STORED RECORDS
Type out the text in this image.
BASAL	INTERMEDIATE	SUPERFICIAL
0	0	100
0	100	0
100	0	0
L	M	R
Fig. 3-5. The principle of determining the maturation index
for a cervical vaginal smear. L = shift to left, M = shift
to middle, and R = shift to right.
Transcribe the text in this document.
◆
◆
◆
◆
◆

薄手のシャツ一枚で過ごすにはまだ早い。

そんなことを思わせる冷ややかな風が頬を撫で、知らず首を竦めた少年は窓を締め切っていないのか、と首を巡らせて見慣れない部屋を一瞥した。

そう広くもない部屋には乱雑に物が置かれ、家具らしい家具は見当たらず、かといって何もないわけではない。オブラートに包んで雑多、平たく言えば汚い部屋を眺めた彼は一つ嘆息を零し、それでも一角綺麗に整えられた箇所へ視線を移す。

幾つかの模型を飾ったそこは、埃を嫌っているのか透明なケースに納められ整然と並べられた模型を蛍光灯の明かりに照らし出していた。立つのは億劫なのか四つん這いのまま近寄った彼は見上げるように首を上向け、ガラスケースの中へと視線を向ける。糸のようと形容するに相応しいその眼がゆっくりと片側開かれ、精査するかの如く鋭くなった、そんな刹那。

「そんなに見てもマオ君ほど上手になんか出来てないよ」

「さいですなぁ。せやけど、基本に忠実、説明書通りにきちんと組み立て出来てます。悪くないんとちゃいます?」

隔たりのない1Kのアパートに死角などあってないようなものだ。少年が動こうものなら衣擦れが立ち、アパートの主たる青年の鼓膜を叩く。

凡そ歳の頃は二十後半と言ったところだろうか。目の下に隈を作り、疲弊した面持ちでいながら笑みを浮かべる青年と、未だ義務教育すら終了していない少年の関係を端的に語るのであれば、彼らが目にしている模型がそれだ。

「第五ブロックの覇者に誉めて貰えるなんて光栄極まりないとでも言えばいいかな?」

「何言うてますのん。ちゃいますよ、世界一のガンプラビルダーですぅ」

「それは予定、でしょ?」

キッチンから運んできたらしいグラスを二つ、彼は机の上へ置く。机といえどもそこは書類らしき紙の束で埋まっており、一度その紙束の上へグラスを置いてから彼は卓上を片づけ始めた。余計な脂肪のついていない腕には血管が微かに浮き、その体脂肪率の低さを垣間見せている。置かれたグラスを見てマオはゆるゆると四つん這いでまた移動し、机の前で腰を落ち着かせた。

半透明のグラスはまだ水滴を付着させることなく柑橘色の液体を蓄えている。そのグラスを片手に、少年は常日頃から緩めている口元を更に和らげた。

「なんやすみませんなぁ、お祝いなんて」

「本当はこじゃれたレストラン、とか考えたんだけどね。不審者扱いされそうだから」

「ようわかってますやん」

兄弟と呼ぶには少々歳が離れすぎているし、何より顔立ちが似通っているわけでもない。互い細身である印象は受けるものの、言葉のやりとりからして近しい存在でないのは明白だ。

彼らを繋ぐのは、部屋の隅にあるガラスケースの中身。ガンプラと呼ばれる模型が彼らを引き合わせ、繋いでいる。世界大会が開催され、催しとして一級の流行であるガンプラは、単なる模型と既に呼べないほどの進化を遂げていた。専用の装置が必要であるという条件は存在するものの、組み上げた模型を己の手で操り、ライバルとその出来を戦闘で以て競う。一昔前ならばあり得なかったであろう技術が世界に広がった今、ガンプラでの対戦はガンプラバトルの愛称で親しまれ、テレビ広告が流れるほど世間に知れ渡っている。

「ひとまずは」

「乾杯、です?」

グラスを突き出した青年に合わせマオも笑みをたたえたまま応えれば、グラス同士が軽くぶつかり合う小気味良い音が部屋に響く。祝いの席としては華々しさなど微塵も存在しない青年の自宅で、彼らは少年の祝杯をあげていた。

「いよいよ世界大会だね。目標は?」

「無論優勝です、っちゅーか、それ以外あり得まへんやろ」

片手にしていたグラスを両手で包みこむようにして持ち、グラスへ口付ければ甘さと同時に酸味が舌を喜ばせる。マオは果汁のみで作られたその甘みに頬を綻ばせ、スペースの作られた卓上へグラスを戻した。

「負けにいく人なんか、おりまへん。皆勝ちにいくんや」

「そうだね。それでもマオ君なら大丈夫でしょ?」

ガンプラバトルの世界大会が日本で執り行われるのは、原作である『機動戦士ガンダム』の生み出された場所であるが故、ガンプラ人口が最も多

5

PROBLEM
Examine the records and pull out every line where the string "this" occurs.

TASK SOLUTION
Type out the text in this image.
Transcribe the text in this document.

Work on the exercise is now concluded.